■ **What you are asked to do**: Reproduce the records below exactly, leaving out any pictures.

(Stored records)
•••

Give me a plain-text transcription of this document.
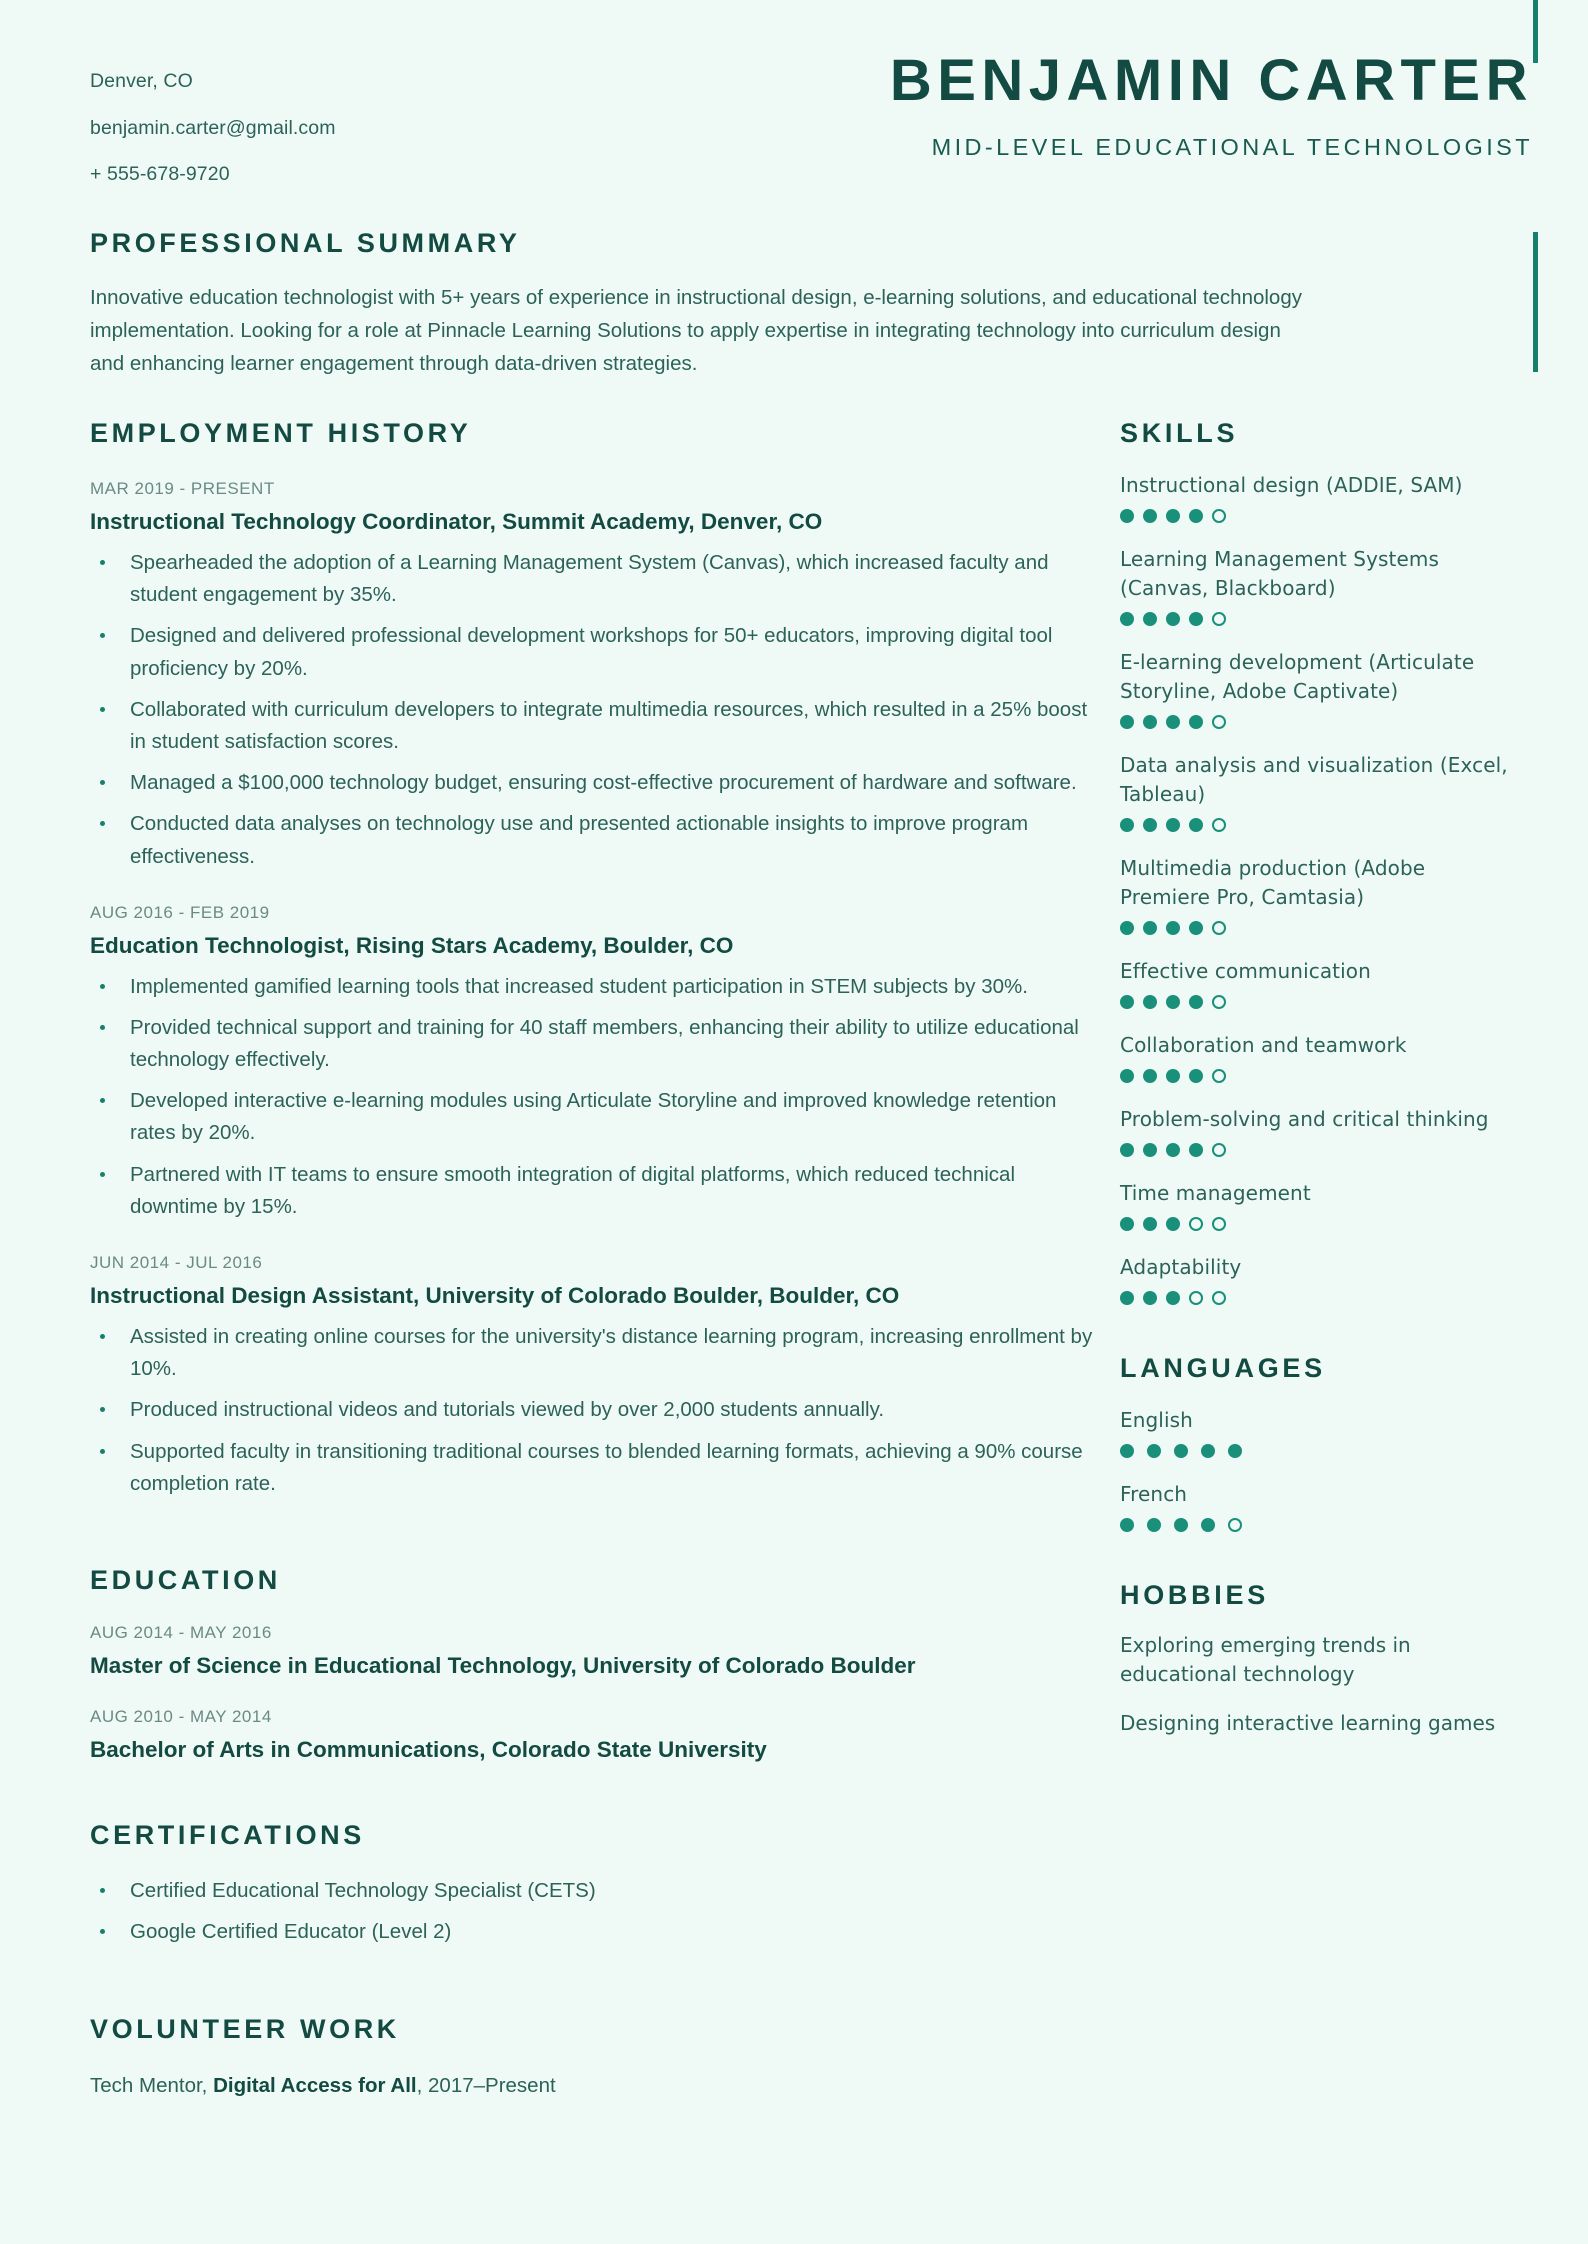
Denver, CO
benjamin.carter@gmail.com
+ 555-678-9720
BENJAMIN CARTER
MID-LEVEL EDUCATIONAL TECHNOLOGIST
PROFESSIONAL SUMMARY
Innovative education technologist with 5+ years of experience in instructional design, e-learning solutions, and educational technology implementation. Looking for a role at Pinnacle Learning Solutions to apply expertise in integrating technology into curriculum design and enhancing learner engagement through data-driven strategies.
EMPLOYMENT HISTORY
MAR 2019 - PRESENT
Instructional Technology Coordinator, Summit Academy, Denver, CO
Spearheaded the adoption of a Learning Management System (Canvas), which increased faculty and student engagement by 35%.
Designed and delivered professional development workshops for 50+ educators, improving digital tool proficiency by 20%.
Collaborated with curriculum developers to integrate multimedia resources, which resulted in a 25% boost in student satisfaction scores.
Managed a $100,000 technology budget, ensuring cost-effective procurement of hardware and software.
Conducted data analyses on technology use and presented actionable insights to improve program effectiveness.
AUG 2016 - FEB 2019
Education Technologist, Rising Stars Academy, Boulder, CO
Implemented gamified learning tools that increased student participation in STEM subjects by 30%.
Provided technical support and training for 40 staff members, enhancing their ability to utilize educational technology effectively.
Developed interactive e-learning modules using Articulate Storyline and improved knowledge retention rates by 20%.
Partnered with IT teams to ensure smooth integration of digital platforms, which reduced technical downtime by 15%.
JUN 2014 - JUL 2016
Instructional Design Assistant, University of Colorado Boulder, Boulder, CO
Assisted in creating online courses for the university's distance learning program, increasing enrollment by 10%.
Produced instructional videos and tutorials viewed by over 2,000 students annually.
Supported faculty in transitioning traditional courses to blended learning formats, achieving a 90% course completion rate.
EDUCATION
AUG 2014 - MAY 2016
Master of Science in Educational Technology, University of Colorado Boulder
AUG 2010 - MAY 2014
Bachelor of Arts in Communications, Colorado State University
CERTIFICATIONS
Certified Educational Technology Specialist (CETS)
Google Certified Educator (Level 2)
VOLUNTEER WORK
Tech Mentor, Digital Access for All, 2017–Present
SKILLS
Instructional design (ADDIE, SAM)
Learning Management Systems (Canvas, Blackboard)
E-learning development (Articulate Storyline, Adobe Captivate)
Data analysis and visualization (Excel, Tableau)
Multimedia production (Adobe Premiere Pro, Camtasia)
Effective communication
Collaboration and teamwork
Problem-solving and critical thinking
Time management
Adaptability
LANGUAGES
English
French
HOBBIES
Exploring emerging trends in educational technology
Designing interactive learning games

•••

■ **Solution to the problem**:
Give me a plain-text transcription of this document.
Denver, CO
benjamin.carter@gmail.com
+ 555-678-9720
BENJAMIN CARTER
MID-LEVEL EDUCATIONAL TECHNOLOGIST
PROFESSIONAL SUMMARY
Innovative education technologist with 5+ years of experience in instructional design, e-learning solutions, and educational technology implementation. Looking for a role at Pinnacle Learning Solutions to apply expertise in integrating technology into curriculum design and enhancing learner engagement through data-driven strategies.
EMPLOYMENT HISTORY
MAR 2019 - PRESENT
Instructional Technology Coordinator, Summit Academy, Denver, CO
Spearheaded the adoption of a Learning Management System (Canvas), which increased faculty and student engagement by 35%.
Designed and delivered professional development workshops for 50+ educators, improving digital tool proficiency by 20%.
Collaborated with curriculum developers to integrate multimedia resources, which resulted in a 25% boost in student satisfaction scores.
Managed a $100,000 technology budget, ensuring cost-effective procurement of hardware and software.
Conducted data analyses on technology use and presented actionable insights to improve program effectiveness.
AUG 2016 - FEB 2019
Education Technologist, Rising Stars Academy, Boulder, CO
Implemented gamified learning tools that increased student participation in STEM subjects by 30%.
Provided technical support and training for 40 staff members, enhancing their ability to utilize educational technology effectively.
Developed interactive e-learning modules using Articulate Storyline and improved knowledge retention rates by 20%.
Partnered with IT teams to ensure smooth integration of digital platforms, which reduced technical downtime by 15%.
JUN 2014 - JUL 2016
Instructional Design Assistant, University of Colorado Boulder, Boulder, CO
Assisted in creating online courses for the university's distance learning program, increasing enrollment by 10%.
Produced instructional videos and tutorials viewed by over 2,000 students annually.
Supported faculty in transitioning traditional courses to blended learning formats, achieving a 90% course completion rate.
EDUCATION
AUG 2014 - MAY 2016
Master of Science in Educational Technology, University of Colorado Boulder
AUG 2010 - MAY 2014
Bachelor of Arts in Communications, Colorado State University
CERTIFICATIONS
Certified Educational Technology Specialist (CETS)
Google Certified Educator (Level 2)
VOLUNTEER WORK
Tech Mentor, Digital Access for All, 2017–Present
SKILLS
Instructional design (ADDIE, SAM)
Learning Management Systems (Canvas, Blackboard)
E-learning development (Articulate Storyline, Adobe Captivate)
Data analysis and visualization (Excel, Tableau)
Multimedia production (Adobe Premiere Pro, Camtasia)
Effective communication
Collaboration and teamwork
Problem-solving and critical thinking
Time management
Adaptability
LANGUAGES
English
French
HOBBIES
Exploring emerging trends in educational technology
Designing interactive learning games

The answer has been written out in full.